TASK: Repeat the listing in full, word for word.

DATA EXCERPTS:
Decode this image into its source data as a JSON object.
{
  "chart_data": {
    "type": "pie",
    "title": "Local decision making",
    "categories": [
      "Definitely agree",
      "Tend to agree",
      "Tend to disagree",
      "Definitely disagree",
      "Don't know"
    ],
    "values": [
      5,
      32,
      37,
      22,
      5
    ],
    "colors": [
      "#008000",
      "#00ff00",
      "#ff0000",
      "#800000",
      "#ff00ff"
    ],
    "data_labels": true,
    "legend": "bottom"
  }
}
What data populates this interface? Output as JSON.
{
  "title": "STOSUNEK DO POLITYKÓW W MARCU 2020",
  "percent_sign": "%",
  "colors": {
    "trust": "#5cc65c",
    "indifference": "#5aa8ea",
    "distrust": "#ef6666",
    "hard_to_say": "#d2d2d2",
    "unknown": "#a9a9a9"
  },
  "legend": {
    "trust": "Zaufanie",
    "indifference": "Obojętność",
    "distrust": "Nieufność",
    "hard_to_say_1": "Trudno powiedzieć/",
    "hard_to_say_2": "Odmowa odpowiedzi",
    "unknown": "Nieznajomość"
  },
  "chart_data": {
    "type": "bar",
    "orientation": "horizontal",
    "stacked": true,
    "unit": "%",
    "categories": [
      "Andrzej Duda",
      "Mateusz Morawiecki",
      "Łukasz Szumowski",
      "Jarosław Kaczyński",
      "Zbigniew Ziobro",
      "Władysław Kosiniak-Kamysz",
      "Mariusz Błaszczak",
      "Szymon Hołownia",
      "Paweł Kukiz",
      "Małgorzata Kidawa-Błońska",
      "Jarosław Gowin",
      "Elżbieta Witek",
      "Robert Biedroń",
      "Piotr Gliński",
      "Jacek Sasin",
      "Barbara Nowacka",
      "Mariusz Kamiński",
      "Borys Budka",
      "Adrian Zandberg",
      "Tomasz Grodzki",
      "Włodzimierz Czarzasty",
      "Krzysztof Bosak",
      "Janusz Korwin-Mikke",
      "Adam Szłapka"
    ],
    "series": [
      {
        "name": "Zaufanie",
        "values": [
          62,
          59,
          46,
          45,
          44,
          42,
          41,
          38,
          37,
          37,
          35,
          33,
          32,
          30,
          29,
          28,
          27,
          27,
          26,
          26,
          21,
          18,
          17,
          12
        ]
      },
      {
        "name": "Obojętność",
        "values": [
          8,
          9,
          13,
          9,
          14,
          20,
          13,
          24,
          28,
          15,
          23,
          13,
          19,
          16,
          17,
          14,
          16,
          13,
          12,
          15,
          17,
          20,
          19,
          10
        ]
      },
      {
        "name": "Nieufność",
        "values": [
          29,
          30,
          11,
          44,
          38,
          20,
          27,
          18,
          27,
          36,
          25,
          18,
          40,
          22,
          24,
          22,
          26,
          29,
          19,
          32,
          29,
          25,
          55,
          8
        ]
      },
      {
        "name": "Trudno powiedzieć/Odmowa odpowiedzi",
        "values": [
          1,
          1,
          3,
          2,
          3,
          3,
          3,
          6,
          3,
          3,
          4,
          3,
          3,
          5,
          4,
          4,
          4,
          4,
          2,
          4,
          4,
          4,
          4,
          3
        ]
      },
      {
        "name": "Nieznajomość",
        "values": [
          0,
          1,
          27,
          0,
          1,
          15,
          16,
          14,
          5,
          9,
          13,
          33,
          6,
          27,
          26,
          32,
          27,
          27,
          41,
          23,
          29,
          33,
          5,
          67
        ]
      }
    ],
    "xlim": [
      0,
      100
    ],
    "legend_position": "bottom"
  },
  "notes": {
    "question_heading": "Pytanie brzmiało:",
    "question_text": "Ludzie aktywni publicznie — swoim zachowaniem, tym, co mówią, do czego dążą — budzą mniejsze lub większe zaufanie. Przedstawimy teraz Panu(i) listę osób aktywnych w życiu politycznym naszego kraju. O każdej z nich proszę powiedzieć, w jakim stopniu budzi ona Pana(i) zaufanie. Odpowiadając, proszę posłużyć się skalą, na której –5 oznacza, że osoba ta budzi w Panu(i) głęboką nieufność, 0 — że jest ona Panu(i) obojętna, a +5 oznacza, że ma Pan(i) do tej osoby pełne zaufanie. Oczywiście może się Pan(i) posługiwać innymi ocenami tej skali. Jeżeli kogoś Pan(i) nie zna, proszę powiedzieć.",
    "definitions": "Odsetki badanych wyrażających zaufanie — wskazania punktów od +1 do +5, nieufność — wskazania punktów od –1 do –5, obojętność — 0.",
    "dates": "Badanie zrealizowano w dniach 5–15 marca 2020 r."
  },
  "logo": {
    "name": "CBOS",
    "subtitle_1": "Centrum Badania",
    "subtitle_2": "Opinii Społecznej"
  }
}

SOLUTION TO THIS EXERCISE:
Decode this image into its source data as a JSON object.
{
  "chart_data": {
    "type": "pie",
    "title": "Local decision making",
    "categories": [
      "Definitely agree",
      "Tend to agree",
      "Tend to disagree",
      "Definitely disagree",
      "Don't know"
    ],
    "values": [
      5,
      32,
      37,
      22,
      5
    ],
    "colors": [
      "#008000",
      "#00ff00",
      "#ff0000",
      "#800000",
      "#ff00ff"
    ],
    "data_labels": true,
    "legend": "bottom"
  }
}
What data populates this interface? Output as JSON.
{
  "title": "STOSUNEK DO POLITYKÓW W MARCU 2020",
  "percent_sign": "%",
  "colors": {
    "trust": "#5cc65c",
    "indifference": "#5aa8ea",
    "distrust": "#ef6666",
    "hard_to_say": "#d2d2d2",
    "unknown": "#a9a9a9"
  },
  "legend": {
    "trust": "Zaufanie",
    "indifference": "Obojętność",
    "distrust": "Nieufność",
    "hard_to_say_1": "Trudno powiedzieć/",
    "hard_to_say_2": "Odmowa odpowiedzi",
    "unknown": "Nieznajomość"
  },
  "chart_data": {
    "type": "bar",
    "orientation": "horizontal",
    "stacked": true,
    "unit": "%",
    "categories": [
      "Andrzej Duda",
      "Mateusz Morawiecki",
      "Łukasz Szumowski",
      "Jarosław Kaczyński",
      "Zbigniew Ziobro",
      "Władysław Kosiniak-Kamysz",
      "Mariusz Błaszczak",
      "Szymon Hołownia",
      "Paweł Kukiz",
      "Małgorzata Kidawa-Błońska",
      "Jarosław Gowin",
      "Elżbieta Witek",
      "Robert Biedroń",
      "Piotr Gliński",
      "Jacek Sasin",
      "Barbara Nowacka",
      "Mariusz Kamiński",
      "Borys Budka",
      "Adrian Zandberg",
      "Tomasz Grodzki",
      "Włodzimierz Czarzasty",
      "Krzysztof Bosak",
      "Janusz Korwin-Mikke",
      "Adam Szłapka"
    ],
    "series": [
      {
        "name": "Zaufanie",
        "values": [
          62,
          59,
          46,
          45,
          44,
          42,
          41,
          38,
          37,
          37,
          35,
          33,
          32,
          30,
          29,
          28,
          27,
          27,
          26,
          26,
          21,
          18,
          17,
          12
        ]
      },
      {
        "name": "Obojętność",
        "values": [
          8,
          9,
          13,
          9,
          14,
          20,
          13,
          24,
          28,
          15,
          23,
          13,
          19,
          16,
          17,
          14,
          16,
          13,
          12,
          15,
          17,
          20,
          19,
          10
        ]
      },
      {
        "name": "Nieufność",
        "values": [
          29,
          30,
          11,
          44,
          38,
          20,
          27,
          18,
          27,
          36,
          25,
          18,
          40,
          22,
          24,
          22,
          26,
          29,
          19,
          32,
          29,
          25,
          55,
          8
        ]
      },
      {
        "name": "Trudno powiedzieć/Odmowa odpowiedzi",
        "values": [
          1,
          1,
          3,
          2,
          3,
          3,
          3,
          6,
          3,
          3,
          4,
          3,
          3,
          5,
          4,
          4,
          4,
          4,
          2,
          4,
          4,
          4,
          4,
          3
        ]
      },
      {
        "name": "Nieznajomość",
        "values": [
          0,
          1,
          27,
          0,
          1,
          15,
          16,
          14,
          5,
          9,
          13,
          33,
          6,
          27,
          26,
          32,
          27,
          27,
          41,
          23,
          29,
          33,
          5,
          67
        ]
      }
    ],
    "xlim": [
      0,
      100
    ],
    "legend_position": "bottom"
  },
  "notes": {
    "question_heading": "Pytanie brzmiało:",
    "question_text": "Ludzie aktywni publicznie — swoim zachowaniem, tym, co mówią, do czego dążą — budzą mniejsze lub większe zaufanie. Przedstawimy teraz Panu(i) listę osób aktywnych w życiu politycznym naszego kraju. O każdej z nich proszę powiedzieć, w jakim stopniu budzi ona Pana(i) zaufanie. Odpowiadając, proszę posłużyć się skalą, na której –5 oznacza, że osoba ta budzi w Panu(i) głęboką nieufność, 0 — że jest ona Panu(i) obojętna, a +5 oznacza, że ma Pan(i) do tej osoby pełne zaufanie. Oczywiście może się Pan(i) posługiwać innymi ocenami tej skali. Jeżeli kogoś Pan(i) nie zna, proszę powiedzieć.",
    "definitions": "Odsetki badanych wyrażających zaufanie — wskazania punktów od +1 do +5, nieufność — wskazania punktów od –1 do –5, obojętność — 0.",
    "dates": "Badanie zrealizowano w dniach 5–15 marca 2020 r."
  },
  "logo": {
    "name": "CBOS",
    "subtitle_1": "Centrum Badania",
    "subtitle_2": "Opinii Społecznej"
  }
}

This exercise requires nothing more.